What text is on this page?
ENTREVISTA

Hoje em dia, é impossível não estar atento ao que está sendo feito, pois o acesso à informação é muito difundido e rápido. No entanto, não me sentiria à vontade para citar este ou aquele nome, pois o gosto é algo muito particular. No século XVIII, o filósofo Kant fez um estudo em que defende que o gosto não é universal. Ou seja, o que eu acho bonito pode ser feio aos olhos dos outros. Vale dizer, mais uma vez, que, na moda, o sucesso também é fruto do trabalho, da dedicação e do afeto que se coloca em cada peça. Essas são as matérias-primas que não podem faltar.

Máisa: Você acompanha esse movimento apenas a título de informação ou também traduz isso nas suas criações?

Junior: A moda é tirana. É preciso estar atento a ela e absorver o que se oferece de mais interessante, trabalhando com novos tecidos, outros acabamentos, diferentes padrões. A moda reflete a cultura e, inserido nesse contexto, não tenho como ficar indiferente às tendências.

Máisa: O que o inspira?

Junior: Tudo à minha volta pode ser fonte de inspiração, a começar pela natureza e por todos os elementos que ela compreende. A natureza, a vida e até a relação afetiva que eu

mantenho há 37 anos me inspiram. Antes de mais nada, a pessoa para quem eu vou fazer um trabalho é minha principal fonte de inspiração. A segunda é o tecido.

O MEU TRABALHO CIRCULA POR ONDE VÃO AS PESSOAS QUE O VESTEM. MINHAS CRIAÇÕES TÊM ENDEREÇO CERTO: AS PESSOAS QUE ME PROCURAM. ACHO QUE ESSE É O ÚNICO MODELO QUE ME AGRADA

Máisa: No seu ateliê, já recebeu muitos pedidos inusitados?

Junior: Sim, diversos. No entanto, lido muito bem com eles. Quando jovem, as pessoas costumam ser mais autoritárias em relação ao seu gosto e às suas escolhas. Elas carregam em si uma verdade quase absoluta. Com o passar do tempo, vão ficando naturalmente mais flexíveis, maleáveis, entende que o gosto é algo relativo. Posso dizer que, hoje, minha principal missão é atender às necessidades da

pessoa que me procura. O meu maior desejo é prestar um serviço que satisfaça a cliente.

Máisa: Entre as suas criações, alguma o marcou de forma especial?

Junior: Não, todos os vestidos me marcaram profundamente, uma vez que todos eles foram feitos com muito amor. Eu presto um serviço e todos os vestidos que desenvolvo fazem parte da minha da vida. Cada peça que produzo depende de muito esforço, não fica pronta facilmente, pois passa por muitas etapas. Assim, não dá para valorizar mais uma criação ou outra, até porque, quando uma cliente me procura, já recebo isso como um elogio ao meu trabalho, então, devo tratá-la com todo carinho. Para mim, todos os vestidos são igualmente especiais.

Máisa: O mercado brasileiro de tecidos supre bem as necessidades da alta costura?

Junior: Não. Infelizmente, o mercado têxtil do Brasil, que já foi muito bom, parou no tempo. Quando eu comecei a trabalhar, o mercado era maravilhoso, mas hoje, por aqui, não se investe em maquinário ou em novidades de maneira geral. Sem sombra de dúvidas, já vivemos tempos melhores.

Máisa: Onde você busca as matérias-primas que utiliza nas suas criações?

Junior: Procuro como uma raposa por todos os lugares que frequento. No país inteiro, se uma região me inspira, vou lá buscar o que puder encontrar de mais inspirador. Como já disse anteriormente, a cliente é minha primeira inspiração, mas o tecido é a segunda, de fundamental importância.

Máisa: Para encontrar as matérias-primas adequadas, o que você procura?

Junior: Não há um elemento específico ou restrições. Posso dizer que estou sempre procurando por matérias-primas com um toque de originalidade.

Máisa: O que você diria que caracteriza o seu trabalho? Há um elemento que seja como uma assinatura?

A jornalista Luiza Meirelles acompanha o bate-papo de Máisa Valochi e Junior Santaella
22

WHAT YOU WILL DO
What do the records say? Quote them all exactly.

OUTPUT BELOW
What text is on this page?
ENTREVISTA

Hoje em dia, é impossível não estar atento ao que está sendo feito, pois o acesso à informação é muito difundido e rápido. No entanto, não me sentiria à vontade para citar este ou aquele nome, pois o gosto é algo muito particular. No século XVIII, o filósofo Kant fez um estudo em que defende que o gosto não é universal. Ou seja, o que eu acho bonito pode ser feio aos olhos dos outros. Vale dizer, mais uma vez, que, na moda, o sucesso também é fruto do trabalho, da dedicação e do afeto que se coloca em cada peça. Essas são as matérias-primas que não podem faltar.

Máisa: Você acompanha esse movimento apenas a título de informação ou também traduz isso nas suas criações?

Junior: A moda é tirana. É preciso estar atento a ela e absorver o que se oferece de mais interessante, trabalhando com novos tecidos, outros acabamentos, diferentes padrões. A moda reflete a cultura e, inserido nesse contexto, não tenho como ficar indiferente às tendências.

Máisa: O que o inspira?

Junior: Tudo à minha volta pode ser fonte de inspiração, a começar pela natureza e por todos os elementos que ela compreende. A natureza, a vida e até a relação afetiva que eu

mantenho há 37 anos me inspiram. Antes de mais nada, a pessoa para quem eu vou fazer um trabalho é minha principal fonte de inspiração. A segunda é o tecido.

O MEU TRABALHO CIRCULA POR ONDE VÃO AS PESSOAS QUE O VESTEM. MINHAS CRIAÇÕES TÊM ENDEREÇO CERTO: AS PESSOAS QUE ME PROCURAM. ACHO QUE ESSE É O ÚNICO MODELO QUE ME AGRADA

Máisa: No seu ateliê, já recebeu muitos pedidos inusitados?

Junior: Sim, diversos. No entanto, lido muito bem com eles. Quando jovem, as pessoas costumam ser mais autoritárias em relação ao seu gosto e às suas escolhas. Elas carregam em si uma verdade quase absoluta. Com o passar do tempo, vão ficando naturalmente mais flexíveis, maleáveis, entende que o gosto é algo relativo. Posso dizer que, hoje, minha principal missão é atender às necessidades da

pessoa que me procura. O meu maior desejo é prestar um serviço que satisfaça a cliente.

Máisa: Entre as suas criações, alguma o marcou de forma especial?

Junior: Não, todos os vestidos me marcaram profundamente, uma vez que todos eles foram feitos com muito amor. Eu presto um serviço e todos os vestidos que desenvolvo fazem parte da minha da vida. Cada peça que produzo depende de muito esforço, não fica pronta facilmente, pois passa por muitas etapas. Assim, não dá para valorizar mais uma criação ou outra, até porque, quando uma cliente me procura, já recebo isso como um elogio ao meu trabalho, então, devo tratá-la com todo carinho. Para mim, todos os vestidos são igualmente especiais.

Máisa: O mercado brasileiro de tecidos supre bem as necessidades da alta costura?

Junior: Não. Infelizmente, o mercado têxtil do Brasil, que já foi muito bom, parou no tempo. Quando eu comecei a trabalhar, o mercado era maravilhoso, mas hoje, por aqui, não se investe em maquinário ou em novidades de maneira geral. Sem sombra de dúvidas, já vivemos tempos melhores.

Máisa: Onde você busca as matérias-primas que utiliza nas suas criações?

Junior: Procuro como uma raposa por todos os lugares que frequento. No país inteiro, se uma região me inspira, vou lá buscar o que puder encontrar de mais inspirador. Como já disse anteriormente, a cliente é minha primeira inspiração, mas o tecido é a segunda, de fundamental importância.

Máisa: Para encontrar as matérias-primas adequadas, o que você procura?

Junior: Não há um elemento específico ou restrições. Posso dizer que estou sempre procurando por matérias-primas com um toque de originalidade.

Máisa: O que você diria que caracteriza o seu trabalho? Há um elemento que seja como uma assinatura?

A jornalista Luiza Meirelles acompanha o bate-papo de Máisa Valochi e Junior Santaella
22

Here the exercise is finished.